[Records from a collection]
★ ★ ★ ★

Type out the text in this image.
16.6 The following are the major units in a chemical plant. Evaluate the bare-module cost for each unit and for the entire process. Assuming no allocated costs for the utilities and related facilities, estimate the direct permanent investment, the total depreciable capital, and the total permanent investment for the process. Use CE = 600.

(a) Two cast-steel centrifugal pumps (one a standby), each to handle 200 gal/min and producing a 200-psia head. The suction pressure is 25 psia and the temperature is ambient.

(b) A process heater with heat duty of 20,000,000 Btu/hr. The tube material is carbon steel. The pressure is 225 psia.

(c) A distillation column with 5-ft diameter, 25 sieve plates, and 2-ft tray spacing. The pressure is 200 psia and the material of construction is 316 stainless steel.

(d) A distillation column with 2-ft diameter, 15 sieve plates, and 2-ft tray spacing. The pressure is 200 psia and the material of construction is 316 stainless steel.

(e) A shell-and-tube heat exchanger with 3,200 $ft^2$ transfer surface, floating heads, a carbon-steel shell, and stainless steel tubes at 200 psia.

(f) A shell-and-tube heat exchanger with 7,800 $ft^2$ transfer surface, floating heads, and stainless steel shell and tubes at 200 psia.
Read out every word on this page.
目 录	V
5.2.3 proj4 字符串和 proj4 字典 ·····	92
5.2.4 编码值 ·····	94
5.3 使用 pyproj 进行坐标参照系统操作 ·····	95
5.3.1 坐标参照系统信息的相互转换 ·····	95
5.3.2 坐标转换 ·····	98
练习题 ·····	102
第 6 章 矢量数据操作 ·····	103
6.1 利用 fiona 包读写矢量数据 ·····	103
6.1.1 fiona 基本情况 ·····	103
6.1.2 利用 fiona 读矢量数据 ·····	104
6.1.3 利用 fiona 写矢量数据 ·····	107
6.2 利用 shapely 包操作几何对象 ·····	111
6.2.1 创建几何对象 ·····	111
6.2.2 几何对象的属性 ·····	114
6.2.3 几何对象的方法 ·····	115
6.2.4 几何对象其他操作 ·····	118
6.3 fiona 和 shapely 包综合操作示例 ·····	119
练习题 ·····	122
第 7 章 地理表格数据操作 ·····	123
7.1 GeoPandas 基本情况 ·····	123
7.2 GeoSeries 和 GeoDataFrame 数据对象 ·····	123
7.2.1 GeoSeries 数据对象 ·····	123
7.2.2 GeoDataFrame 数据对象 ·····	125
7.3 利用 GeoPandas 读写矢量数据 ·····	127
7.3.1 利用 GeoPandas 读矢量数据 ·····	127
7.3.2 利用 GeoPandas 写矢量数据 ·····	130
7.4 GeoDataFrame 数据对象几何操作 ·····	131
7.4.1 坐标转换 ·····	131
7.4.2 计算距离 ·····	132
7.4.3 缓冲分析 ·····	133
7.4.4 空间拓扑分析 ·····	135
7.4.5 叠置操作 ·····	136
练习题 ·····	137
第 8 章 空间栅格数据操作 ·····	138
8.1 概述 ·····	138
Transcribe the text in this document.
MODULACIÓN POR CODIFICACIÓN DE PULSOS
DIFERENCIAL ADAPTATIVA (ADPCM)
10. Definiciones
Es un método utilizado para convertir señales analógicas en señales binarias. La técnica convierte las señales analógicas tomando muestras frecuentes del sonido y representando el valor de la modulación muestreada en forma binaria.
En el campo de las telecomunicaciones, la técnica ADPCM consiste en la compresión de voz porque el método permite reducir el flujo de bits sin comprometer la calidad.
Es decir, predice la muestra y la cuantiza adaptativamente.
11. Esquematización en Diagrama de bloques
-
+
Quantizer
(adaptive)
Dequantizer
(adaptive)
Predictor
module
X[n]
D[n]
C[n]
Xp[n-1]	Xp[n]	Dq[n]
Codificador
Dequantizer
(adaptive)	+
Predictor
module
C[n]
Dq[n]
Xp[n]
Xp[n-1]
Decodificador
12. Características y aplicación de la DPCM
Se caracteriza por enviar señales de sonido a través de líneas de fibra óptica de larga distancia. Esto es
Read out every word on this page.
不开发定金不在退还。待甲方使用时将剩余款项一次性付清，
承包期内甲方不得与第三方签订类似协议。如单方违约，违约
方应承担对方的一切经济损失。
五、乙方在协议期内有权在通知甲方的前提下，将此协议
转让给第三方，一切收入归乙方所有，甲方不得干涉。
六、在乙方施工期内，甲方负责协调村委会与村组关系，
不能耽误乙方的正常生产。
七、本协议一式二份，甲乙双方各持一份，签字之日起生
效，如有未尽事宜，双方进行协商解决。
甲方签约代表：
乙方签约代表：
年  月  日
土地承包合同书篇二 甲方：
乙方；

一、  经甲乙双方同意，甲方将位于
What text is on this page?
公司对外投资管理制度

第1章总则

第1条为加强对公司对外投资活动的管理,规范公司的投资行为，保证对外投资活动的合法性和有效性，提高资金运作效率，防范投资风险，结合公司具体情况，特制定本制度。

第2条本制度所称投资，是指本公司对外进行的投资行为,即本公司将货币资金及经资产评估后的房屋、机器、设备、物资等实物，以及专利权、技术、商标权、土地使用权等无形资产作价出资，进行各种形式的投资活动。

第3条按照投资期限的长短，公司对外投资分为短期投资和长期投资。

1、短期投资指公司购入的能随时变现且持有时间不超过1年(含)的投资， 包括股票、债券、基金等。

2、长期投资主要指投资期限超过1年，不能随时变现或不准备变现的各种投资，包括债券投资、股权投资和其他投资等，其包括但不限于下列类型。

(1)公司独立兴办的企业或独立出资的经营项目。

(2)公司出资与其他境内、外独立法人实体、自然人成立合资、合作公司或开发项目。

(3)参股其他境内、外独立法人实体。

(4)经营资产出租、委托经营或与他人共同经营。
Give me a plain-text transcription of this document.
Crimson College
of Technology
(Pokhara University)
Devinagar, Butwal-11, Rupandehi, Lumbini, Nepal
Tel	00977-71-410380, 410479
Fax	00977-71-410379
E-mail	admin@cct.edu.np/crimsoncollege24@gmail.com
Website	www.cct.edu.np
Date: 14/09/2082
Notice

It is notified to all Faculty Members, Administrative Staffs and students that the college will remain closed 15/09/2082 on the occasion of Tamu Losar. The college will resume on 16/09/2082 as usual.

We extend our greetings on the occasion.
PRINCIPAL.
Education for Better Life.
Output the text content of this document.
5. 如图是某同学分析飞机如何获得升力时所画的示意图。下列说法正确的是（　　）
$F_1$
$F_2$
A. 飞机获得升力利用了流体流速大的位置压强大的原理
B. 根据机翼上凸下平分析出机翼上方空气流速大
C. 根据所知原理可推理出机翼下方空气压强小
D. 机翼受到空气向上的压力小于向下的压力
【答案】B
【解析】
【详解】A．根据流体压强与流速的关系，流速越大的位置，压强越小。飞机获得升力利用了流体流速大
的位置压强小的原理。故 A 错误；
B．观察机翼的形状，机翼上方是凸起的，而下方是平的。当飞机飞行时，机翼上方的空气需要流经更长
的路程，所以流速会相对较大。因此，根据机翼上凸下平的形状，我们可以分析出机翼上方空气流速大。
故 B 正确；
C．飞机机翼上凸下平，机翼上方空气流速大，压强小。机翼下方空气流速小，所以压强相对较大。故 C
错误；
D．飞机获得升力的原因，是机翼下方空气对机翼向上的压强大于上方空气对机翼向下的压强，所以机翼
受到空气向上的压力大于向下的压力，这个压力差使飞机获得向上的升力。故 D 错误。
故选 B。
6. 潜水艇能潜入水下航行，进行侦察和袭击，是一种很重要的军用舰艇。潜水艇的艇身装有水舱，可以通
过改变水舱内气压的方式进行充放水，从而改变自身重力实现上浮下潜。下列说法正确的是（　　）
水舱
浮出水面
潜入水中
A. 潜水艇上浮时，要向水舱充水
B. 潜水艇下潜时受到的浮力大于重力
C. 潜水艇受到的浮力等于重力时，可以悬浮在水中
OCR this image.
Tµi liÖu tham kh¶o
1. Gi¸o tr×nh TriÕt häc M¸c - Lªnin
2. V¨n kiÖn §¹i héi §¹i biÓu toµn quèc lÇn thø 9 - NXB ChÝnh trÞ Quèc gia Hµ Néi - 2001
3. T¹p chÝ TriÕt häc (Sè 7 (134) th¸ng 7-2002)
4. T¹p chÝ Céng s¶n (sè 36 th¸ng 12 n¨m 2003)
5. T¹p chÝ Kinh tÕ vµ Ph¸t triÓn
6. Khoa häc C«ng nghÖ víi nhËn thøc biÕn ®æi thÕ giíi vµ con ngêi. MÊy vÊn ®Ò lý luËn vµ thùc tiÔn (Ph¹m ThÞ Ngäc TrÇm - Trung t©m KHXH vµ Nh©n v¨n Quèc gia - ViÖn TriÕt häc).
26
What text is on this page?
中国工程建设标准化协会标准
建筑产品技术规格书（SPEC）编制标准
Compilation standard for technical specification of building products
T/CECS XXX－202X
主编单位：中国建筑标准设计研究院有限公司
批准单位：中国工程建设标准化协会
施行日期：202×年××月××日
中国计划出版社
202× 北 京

★ ★ ★ ★

**Written problem**
Report each line in the preceding entries that holds the string "exchanger".

**The response**
(e) A shell-and-tube heat exchanger with 3,200 $ft^2$ transfer surface, floating heads, a carbon-steel shell, and stainless steel tubes at 200 psia.
(f) A shell-and-tube heat exchanger with 7,800 $ft^2$ transfer surface, floating heads, and stainless steel shell and tubes at 200 psia.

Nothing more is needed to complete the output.